** Begin INPUT FOR THIS TASK **
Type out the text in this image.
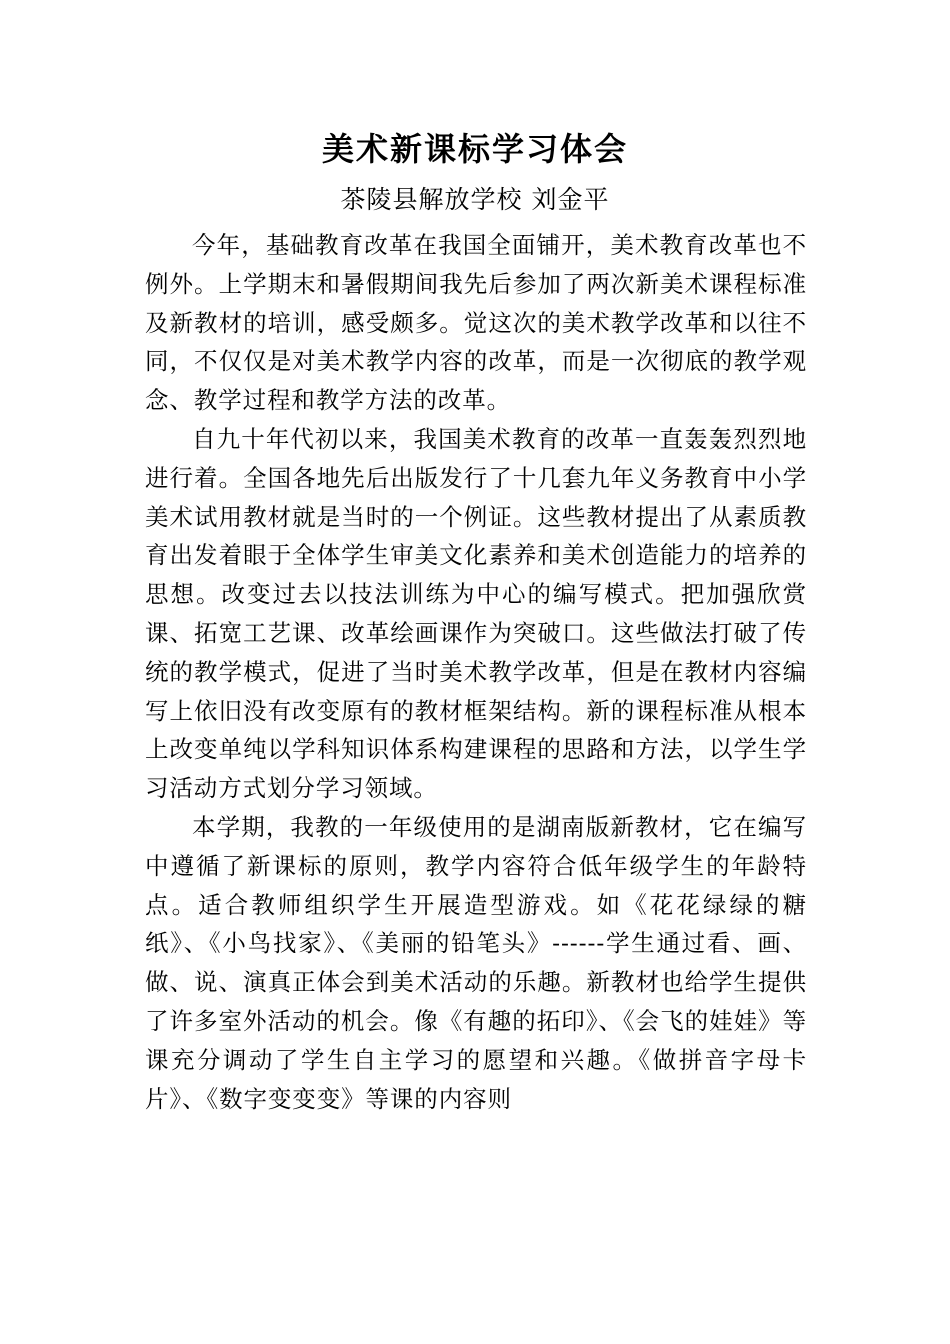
美术新课标学习体会

茶陵县解放学校 刘金平

今年，基础教育改革在我国全面铺开，美术教育改革也不例外。上学期末和暑假期间我先后参加了两次新美术课程标准及新教材的培训，感受颇多。觉这次的美术教学改革和以往不同，不仅仅是对美术教学内容的改革，而是一次彻底的教学观念、教学过程和教学方法的改革。

自九十年代初以来，我国美术教育的改革一直轰轰烈烈地进行着。全国各地先后出版发行了十几套九年义务教育中小学美术试用教材就是当时的一个例证。这些教材提出了从素质教育出发着眼于全体学生审美文化素养和美术创造能力的培养的思想。改变过去以技法训练为中心的编写模式。把加强欣赏课、拓宽工艺课、改革绘画课作为突破口。这些做法打破了传统的教学模式，促进了当时美术教学改革，但是在教材内容编写上依旧没有改变原有的教材框架结构。新的课程标准从根本上改变单纯以学科知识体系构建课程的思路和方法，以学生学习活动方式划分学习领域。

本学期，我教的一年级使用的是湖南版新教材，它在编写中遵循了新课标的原则，教学内容符合低年级学生的年龄特点。适合教师组织学生开展造型游戏。如《花花绿绿的糖纸》、《小鸟找家》、《美丽的铅笔头》------学生通过看、画、做、说、演真正体会到美术活动的乐趣。新教材也给学生提供了许多室外活动的机会。像《有趣的拓印》、《会飞的娃娃》等课充分调动了学生自主学习的愿望和兴趣。《做拼音字母卡片》、《数字变变变》等课的内容则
** End INPUT FOR THIS TASK **
■ **THE EXERCISE**:
Each record above is to be restated exactly, with its pictures removed from the copy.

■ **THE SOLUTION**:
Type out the text in this image.
美术新课标学习体会

茶陵县解放学校 刘金平

今年，基础教育改革在我国全面铺开，美术教育改革也不例外。上学期末和暑假期间我先后参加了两次新美术课程标准及新教材的培训，感受颇多。觉这次的美术教学改革和以往不同，不仅仅是对美术教学内容的改革，而是一次彻底的教学观念、教学过程和教学方法的改革。

自九十年代初以来，我国美术教育的改革一直轰轰烈烈地进行着。全国各地先后出版发行了十几套九年义务教育中小学美术试用教材就是当时的一个例证。这些教材提出了从素质教育出发着眼于全体学生审美文化素养和美术创造能力的培养的思想。改变过去以技法训练为中心的编写模式。把加强欣赏课、拓宽工艺课、改革绘画课作为突破口。这些做法打破了传统的教学模式，促进了当时美术教学改革，但是在教材内容编写上依旧没有改变原有的教材框架结构。新的课程标准从根本上改变单纯以学科知识体系构建课程的思路和方法，以学生学习活动方式划分学习领域。

本学期，我教的一年级使用的是湖南版新教材，它在编写中遵循了新课标的原则，教学内容符合低年级学生的年龄特点。适合教师组织学生开展造型游戏。如《花花绿绿的糖纸》、《小鸟找家》、《美丽的铅笔头》------学生通过看、画、做、说、演真正体会到美术活动的乐趣。新教材也给学生提供了许多室外活动的机会。像《有趣的拓印》、《会飞的娃娃》等课充分调动了学生自主学习的愿望和兴趣。《做拼音字母卡片》、《数字变变变》等课的内容则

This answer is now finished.